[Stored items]
━━━

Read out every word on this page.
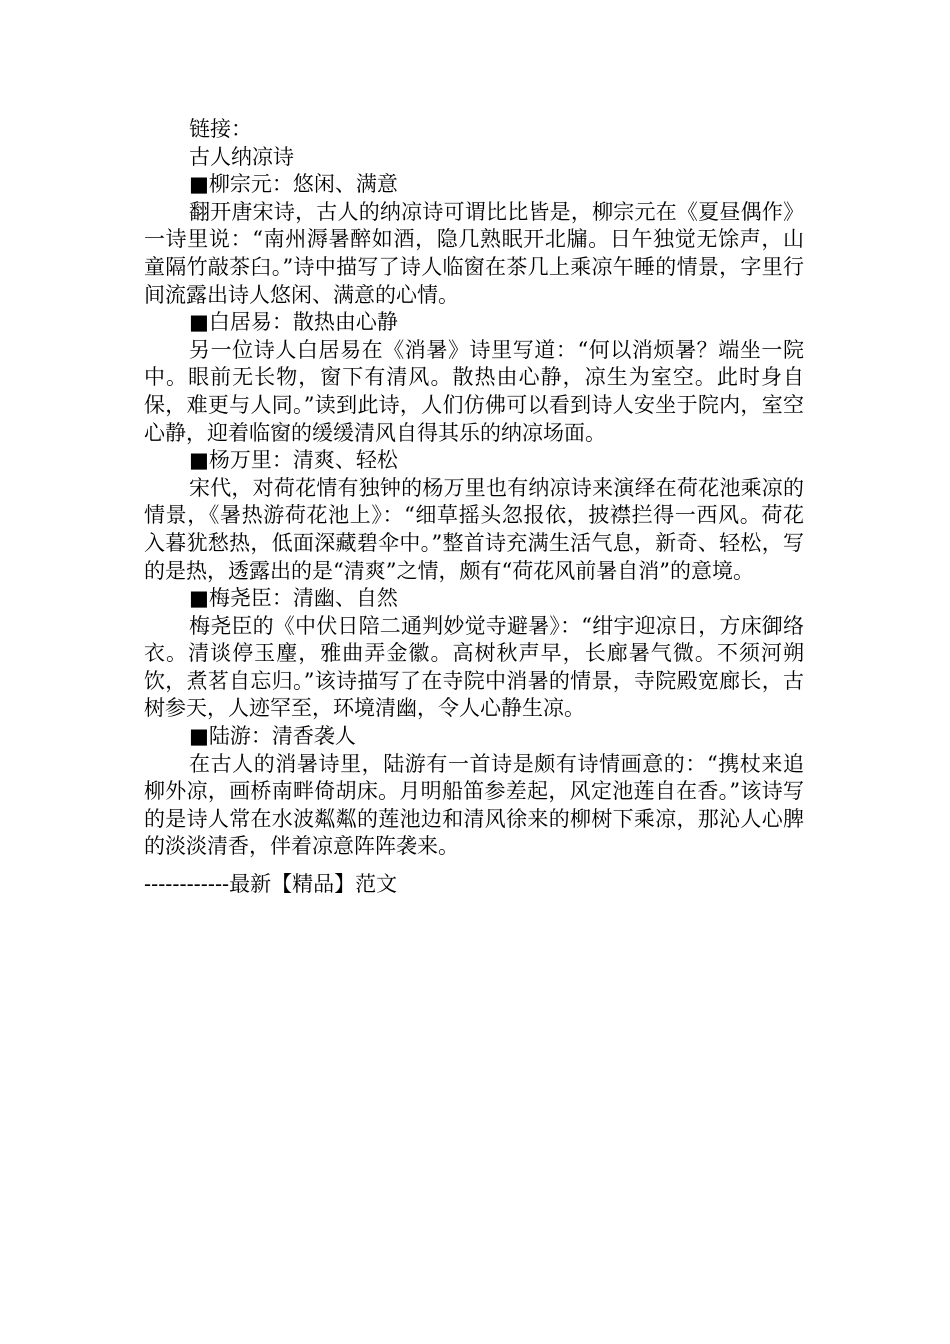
链接：
古人纳凉诗
■柳宗元：悠闲、满意

翻开唐宋诗，古人的纳凉诗可谓比比皆是，柳宗元在《夏昼偶作》一诗里说：“南州溽暑醉如酒，隐几熟眠开北牖。日午独觉无馀声，山童隔竹敲茶臼。”诗中描写了诗人临窗在茶几上乘凉午睡的情景，字里行间流露出诗人悠闲、满意的心情。

■白居易：散热由心静

另一位诗人白居易在《消暑》诗里写道：“何以消烦暑？端坐一院中。眼前无长物，窗下有清风。散热由心静，凉生为室空。此时身自保，难更与人同。”读到此诗，人们仿佛可以看到诗人安坐于院内，室空心静，迎着临窗的缓缓清风自得其乐的纳凉场面。

■杨万里：清爽、轻松

宋代，对荷花情有独钟的杨万里也有纳凉诗来演绎在荷花池乘凉的情景，《暑热游荷花池上》：“细草摇头忽报依，披襟拦得一西风。荷花入暮犹愁热，低面深藏碧伞中。”整首诗充满生活气息，新奇、轻松，写的是热，透露出的是“清爽”之情，颇有“荷花风前暑自消”的意境。

■梅尧臣：清幽、自然

梅尧臣的《中伏日陪二通判妙觉寺避暑》：“绀宇迎凉日，方床御络衣。清谈停玉麈，雅曲弄金徽。高树秋声早，长廊暑气微。不须河朔饮，煮茗自忘归。”该诗描写了在寺院中消暑的情景，寺院殿宽廊长，古树参天，人迹罕至，环境清幽，令人心静生凉。

■陆游：清香袭人

在古人的消暑诗里，陆游有一首诗是颇有诗情画意的：“携杖来追柳外凉，画桥南畔倚胡床。月明船笛参差起，风定池莲自在香。”该诗写的是诗人常在水波粼粼的莲池边和清风徐来的柳树下乘凉，那沁人心脾的淡淡清香，伴着凉意阵阵袭来。

------------最新【精品】范文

━━━

→ **SET PROBLEM**: Give back each entry exactly as it appears, with no pictures.

→ **EXERCISE RESPONSE**:
Read out every word on this page.
链接：
古人纳凉诗
■柳宗元：悠闲、满意

翻开唐宋诗，古人的纳凉诗可谓比比皆是，柳宗元在《夏昼偶作》一诗里说：“南州溽暑醉如酒，隐几熟眠开北牖。日午独觉无馀声，山童隔竹敲茶臼。”诗中描写了诗人临窗在茶几上乘凉午睡的情景，字里行间流露出诗人悠闲、满意的心情。

■白居易：散热由心静

另一位诗人白居易在《消暑》诗里写道：“何以消烦暑？端坐一院中。眼前无长物，窗下有清风。散热由心静，凉生为室空。此时身自保，难更与人同。”读到此诗，人们仿佛可以看到诗人安坐于院内，室空心静，迎着临窗的缓缓清风自得其乐的纳凉场面。

■杨万里：清爽、轻松

宋代，对荷花情有独钟的杨万里也有纳凉诗来演绎在荷花池乘凉的情景，《暑热游荷花池上》：“细草摇头忽报依，披襟拦得一西风。荷花入暮犹愁热，低面深藏碧伞中。”整首诗充满生活气息，新奇、轻松，写的是热，透露出的是“清爽”之情，颇有“荷花风前暑自消”的意境。

■梅尧臣：清幽、自然

梅尧臣的《中伏日陪二通判妙觉寺避暑》：“绀宇迎凉日，方床御络衣。清谈停玉麈，雅曲弄金徽。高树秋声早，长廊暑气微。不须河朔饮，煮茗自忘归。”该诗描写了在寺院中消暑的情景，寺院殿宽廊长，古树参天，人迹罕至，环境清幽，令人心静生凉。

■陆游：清香袭人

在古人的消暑诗里，陆游有一首诗是颇有诗情画意的：“携杖来追柳外凉，画桥南畔倚胡床。月明船笛参差起，风定池莲自在香。”该诗写的是诗人常在水波粼粼的莲池边和清风徐来的柳树下乘凉，那沁人心脾的淡淡清香，伴着凉意阵阵袭来。

------------最新【精品】范文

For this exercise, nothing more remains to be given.